Find how many lines hold the word "screenshot". Give only the number.

[Stored data]
= = = = =

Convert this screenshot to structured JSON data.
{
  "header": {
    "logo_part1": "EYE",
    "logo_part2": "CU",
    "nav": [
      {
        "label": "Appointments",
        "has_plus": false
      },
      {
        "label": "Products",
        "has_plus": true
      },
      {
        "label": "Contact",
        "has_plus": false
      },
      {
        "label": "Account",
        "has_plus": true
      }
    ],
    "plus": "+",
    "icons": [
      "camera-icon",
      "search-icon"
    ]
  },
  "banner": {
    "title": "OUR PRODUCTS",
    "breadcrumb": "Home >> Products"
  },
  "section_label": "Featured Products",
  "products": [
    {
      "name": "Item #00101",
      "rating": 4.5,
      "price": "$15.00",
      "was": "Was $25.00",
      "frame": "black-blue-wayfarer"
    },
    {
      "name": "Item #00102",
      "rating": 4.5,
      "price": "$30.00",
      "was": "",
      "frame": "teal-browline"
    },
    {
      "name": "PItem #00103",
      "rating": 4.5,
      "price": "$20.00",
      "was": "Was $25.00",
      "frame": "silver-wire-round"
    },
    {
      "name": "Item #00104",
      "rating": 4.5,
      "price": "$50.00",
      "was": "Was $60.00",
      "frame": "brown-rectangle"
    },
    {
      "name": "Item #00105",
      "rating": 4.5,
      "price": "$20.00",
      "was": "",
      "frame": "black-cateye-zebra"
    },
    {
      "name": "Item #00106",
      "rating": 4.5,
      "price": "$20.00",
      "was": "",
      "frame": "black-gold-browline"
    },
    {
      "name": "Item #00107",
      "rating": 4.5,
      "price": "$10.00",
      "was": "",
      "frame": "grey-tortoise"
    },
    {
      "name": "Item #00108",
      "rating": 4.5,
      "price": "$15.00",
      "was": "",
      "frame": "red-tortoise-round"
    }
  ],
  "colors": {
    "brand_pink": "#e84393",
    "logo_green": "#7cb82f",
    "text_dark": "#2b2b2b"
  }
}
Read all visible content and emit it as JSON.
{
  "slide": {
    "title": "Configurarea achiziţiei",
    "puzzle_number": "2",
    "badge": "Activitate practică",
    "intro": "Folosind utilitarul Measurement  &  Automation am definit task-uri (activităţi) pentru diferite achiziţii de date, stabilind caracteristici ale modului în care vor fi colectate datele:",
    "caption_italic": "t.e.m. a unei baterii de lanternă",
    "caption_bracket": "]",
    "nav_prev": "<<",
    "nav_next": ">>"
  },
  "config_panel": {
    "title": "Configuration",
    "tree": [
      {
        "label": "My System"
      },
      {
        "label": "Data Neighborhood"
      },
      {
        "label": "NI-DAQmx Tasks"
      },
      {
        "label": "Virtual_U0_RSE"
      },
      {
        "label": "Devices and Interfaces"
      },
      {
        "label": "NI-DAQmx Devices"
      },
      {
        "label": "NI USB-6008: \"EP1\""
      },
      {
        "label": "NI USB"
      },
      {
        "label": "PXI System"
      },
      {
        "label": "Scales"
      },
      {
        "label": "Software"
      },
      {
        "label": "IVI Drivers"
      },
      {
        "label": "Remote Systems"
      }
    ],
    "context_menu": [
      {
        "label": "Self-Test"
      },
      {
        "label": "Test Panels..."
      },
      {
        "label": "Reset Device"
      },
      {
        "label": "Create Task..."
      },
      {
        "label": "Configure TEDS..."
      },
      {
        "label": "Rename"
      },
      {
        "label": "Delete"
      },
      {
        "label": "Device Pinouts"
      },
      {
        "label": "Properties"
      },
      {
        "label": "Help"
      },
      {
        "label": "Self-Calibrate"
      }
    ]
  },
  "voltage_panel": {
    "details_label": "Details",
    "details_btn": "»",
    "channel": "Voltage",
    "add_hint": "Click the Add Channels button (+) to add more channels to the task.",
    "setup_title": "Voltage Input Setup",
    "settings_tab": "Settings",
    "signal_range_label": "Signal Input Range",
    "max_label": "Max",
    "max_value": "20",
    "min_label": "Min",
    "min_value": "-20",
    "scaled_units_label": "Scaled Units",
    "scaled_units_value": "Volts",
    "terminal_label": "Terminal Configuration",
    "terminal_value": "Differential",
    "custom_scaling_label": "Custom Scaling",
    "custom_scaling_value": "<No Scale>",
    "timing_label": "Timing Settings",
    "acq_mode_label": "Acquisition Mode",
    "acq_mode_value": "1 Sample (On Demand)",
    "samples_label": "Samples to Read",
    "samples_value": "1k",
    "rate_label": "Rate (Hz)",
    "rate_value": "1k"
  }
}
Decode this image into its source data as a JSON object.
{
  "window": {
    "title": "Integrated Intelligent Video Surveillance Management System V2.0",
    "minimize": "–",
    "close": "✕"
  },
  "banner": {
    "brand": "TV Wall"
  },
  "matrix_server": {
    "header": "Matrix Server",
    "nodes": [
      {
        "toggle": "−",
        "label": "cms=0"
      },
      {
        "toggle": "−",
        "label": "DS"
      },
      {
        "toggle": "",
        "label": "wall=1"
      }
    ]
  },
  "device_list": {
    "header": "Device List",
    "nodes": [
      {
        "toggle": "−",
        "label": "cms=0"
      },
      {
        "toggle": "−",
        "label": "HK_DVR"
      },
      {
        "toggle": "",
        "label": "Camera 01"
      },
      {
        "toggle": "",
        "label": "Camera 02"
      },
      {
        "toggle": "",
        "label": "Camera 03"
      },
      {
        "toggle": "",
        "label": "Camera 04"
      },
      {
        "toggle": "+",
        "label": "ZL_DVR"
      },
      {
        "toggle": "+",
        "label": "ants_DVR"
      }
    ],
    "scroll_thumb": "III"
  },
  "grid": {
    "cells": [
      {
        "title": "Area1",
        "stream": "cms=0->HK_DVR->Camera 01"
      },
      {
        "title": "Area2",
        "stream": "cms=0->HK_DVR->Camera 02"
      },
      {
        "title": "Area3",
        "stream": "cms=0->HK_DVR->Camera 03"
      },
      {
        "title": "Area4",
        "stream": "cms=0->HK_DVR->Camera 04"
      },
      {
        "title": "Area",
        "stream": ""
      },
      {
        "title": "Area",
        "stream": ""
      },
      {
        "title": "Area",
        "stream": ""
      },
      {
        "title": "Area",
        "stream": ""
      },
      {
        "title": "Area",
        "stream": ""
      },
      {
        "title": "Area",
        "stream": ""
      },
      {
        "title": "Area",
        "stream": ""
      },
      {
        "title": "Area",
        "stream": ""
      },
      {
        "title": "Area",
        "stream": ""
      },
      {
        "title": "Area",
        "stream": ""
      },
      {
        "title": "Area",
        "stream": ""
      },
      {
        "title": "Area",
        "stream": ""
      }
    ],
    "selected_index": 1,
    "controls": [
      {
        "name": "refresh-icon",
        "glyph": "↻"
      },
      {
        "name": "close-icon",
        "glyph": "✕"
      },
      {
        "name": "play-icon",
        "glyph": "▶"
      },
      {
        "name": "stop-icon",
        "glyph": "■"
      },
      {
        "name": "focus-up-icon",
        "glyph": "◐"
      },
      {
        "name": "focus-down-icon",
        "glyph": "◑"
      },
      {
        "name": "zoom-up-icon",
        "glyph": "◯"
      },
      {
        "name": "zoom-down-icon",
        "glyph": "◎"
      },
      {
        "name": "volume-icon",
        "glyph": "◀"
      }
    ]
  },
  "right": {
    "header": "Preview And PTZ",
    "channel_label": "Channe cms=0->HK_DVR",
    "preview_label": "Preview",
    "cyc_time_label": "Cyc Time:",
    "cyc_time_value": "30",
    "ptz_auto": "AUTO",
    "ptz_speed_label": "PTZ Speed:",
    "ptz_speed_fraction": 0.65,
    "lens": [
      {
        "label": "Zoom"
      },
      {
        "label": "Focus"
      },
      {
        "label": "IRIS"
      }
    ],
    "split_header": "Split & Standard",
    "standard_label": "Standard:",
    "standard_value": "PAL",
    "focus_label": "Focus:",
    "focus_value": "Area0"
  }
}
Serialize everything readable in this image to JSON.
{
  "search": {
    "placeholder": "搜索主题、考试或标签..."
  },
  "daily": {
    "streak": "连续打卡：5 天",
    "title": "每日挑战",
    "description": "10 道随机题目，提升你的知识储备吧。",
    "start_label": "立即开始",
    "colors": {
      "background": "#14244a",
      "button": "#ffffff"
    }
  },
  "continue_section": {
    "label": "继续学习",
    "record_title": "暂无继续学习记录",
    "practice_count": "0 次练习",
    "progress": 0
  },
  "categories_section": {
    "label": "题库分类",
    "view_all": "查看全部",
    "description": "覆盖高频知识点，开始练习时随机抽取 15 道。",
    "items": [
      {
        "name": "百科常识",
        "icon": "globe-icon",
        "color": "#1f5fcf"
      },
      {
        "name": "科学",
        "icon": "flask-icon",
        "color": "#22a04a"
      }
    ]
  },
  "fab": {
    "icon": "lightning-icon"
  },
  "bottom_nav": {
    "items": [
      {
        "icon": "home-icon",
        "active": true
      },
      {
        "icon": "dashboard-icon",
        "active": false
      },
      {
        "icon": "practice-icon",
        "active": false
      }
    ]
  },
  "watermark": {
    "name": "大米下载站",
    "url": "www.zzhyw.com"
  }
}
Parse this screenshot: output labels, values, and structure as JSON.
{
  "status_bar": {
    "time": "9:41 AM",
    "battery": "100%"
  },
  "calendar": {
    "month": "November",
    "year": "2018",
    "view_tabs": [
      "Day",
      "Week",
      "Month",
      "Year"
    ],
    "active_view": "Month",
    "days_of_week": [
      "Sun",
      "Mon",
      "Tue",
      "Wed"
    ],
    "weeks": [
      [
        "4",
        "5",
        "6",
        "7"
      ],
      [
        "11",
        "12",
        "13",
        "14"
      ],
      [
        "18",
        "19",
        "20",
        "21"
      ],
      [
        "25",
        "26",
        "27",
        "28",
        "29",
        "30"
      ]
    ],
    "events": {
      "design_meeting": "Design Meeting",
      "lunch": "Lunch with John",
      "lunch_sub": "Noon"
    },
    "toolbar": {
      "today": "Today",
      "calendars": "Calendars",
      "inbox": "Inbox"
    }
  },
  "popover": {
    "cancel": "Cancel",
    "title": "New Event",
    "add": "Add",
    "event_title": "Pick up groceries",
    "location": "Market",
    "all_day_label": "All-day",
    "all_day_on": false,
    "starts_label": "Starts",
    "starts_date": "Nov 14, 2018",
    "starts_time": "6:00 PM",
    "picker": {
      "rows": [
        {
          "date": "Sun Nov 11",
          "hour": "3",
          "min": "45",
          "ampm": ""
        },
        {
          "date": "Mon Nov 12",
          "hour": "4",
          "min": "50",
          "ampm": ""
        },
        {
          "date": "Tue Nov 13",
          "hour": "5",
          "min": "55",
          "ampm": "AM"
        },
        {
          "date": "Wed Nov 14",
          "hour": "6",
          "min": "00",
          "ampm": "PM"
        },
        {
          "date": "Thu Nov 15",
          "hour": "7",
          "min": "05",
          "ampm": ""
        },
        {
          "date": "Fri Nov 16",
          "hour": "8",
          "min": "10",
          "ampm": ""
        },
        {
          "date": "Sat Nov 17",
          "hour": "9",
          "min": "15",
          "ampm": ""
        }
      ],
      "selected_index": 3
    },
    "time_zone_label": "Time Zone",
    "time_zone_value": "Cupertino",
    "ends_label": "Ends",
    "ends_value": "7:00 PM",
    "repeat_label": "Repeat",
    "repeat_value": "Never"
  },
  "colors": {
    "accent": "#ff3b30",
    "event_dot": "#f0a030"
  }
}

= = = = =

Solution to this exercise: 2